── Extracted information

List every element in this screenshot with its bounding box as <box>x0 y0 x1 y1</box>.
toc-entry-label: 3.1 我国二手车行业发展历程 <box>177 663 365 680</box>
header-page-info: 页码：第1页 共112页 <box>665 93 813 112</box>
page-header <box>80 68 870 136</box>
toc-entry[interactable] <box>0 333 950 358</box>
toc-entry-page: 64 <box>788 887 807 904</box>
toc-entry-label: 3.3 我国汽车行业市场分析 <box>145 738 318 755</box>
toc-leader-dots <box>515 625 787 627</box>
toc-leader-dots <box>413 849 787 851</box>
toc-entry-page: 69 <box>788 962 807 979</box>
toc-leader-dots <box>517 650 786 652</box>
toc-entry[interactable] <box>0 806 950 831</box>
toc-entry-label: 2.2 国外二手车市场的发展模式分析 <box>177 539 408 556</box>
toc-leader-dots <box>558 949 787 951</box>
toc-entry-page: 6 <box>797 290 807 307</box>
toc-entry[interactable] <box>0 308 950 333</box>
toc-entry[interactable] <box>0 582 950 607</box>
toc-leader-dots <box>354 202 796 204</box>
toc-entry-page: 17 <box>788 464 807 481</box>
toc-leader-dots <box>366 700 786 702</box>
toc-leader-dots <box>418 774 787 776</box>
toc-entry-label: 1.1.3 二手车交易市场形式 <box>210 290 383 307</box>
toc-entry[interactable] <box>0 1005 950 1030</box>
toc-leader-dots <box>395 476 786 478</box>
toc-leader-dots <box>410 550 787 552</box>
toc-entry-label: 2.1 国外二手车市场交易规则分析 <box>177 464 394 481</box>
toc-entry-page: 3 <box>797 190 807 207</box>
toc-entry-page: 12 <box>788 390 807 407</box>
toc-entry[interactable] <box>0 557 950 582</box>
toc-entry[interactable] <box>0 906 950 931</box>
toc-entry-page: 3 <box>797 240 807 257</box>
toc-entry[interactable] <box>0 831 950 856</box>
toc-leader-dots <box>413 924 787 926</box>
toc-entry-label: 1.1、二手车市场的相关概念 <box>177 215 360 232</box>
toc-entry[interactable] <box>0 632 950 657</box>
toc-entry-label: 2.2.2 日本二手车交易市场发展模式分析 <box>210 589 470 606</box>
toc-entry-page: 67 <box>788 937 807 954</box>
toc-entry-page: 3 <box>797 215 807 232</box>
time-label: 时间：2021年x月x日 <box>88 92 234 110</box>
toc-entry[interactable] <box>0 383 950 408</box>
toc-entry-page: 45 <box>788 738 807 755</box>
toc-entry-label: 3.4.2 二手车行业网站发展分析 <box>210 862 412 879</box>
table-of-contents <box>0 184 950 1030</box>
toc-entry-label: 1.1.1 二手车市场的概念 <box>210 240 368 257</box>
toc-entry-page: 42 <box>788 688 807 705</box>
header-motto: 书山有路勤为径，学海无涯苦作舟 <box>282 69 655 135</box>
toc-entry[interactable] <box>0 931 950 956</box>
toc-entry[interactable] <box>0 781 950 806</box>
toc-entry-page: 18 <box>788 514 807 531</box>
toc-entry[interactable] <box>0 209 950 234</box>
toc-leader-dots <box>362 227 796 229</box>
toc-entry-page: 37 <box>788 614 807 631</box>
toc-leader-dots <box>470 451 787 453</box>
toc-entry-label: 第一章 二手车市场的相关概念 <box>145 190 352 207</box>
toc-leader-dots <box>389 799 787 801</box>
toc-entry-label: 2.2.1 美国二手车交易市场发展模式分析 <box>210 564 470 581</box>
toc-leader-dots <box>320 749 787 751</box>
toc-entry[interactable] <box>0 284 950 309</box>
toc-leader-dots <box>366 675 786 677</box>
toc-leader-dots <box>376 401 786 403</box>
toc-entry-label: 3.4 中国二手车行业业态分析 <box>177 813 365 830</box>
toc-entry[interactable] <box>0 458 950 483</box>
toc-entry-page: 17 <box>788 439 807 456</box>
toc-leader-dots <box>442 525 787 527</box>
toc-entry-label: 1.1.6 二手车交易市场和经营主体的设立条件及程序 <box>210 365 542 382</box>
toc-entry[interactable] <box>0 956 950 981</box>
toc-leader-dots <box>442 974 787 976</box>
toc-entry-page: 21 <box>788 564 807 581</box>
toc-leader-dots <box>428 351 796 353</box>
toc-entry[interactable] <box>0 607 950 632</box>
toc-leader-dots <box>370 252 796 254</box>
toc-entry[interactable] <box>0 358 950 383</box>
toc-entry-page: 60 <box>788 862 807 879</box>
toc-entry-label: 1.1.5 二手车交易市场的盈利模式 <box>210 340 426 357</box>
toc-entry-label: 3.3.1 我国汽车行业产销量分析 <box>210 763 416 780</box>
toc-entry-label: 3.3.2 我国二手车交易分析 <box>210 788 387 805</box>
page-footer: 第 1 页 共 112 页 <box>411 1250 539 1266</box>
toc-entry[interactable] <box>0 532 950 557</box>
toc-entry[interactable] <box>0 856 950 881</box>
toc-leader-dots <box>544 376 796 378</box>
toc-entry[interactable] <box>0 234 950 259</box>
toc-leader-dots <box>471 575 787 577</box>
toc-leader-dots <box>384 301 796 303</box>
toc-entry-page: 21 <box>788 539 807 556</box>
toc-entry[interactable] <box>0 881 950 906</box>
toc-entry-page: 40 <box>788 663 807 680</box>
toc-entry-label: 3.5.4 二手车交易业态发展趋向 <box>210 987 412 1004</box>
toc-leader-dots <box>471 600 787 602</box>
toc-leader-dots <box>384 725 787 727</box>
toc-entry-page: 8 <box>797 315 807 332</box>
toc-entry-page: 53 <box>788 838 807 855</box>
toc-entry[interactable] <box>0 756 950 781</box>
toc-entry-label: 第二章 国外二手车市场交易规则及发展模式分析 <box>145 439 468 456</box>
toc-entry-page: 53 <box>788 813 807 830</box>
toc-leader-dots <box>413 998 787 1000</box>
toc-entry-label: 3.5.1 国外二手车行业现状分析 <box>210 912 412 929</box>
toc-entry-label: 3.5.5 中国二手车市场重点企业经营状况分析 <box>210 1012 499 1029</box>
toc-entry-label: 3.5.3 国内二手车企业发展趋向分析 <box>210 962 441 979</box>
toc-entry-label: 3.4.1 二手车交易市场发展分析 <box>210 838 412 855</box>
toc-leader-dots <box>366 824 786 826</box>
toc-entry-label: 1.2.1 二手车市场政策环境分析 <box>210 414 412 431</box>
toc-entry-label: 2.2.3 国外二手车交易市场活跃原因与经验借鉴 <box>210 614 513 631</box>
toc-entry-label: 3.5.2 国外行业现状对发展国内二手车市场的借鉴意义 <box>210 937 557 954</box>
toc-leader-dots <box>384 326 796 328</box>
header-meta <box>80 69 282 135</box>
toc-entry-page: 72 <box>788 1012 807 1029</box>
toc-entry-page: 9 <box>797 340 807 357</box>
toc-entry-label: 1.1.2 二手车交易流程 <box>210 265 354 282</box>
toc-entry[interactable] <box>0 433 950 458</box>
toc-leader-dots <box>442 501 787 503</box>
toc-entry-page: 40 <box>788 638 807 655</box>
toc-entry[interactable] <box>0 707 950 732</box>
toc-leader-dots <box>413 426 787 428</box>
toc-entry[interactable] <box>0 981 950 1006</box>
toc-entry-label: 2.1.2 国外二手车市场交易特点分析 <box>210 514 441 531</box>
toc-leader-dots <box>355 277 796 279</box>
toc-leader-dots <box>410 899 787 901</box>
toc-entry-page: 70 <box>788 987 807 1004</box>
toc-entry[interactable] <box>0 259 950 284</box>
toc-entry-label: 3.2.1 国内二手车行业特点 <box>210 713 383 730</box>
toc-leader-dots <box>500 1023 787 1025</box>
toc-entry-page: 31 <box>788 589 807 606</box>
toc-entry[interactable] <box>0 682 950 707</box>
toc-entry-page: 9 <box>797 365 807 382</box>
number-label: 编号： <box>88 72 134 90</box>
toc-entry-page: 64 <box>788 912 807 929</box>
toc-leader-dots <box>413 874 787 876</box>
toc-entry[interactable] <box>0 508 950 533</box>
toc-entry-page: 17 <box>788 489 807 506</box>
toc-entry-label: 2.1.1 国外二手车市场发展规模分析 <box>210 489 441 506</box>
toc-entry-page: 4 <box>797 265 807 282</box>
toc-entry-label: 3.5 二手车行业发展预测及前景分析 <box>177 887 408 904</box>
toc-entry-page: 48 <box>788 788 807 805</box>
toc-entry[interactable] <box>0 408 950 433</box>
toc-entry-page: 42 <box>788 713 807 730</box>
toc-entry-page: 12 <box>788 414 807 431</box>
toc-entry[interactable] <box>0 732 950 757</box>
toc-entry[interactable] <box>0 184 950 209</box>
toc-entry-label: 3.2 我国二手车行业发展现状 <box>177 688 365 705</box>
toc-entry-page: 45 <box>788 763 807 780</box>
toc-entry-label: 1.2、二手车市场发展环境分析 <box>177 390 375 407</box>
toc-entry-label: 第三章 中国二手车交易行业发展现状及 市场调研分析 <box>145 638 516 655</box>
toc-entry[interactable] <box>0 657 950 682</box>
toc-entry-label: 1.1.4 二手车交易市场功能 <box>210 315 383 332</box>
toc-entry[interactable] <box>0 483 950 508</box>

────

- [The request]:
Please rewrite the stretch from the start of the material through the line that contains "toc-leader-dots <box>515 625 787 627</box>", changing "page-header" to "page-banner" and leaving everything else as it is.

- [Complete output]:
List every element in this screenshot with its bounding box as <box>x0 y0 x1 y1</box>.
toc-entry-label: 3.1 我国二手车行业发展历程 <box>177 663 365 680</box>
header-page-info: 页码：第1页 共112页 <box>665 93 813 112</box>
page-banner <box>80 68 870 136</box>
toc-entry[interactable] <box>0 333 950 358</box>
toc-entry-page: 64 <box>788 887 807 904</box>
toc-entry-label: 3.3 我国汽车行业市场分析 <box>145 738 318 755</box>
toc-leader-dots <box>515 625 787 627</box>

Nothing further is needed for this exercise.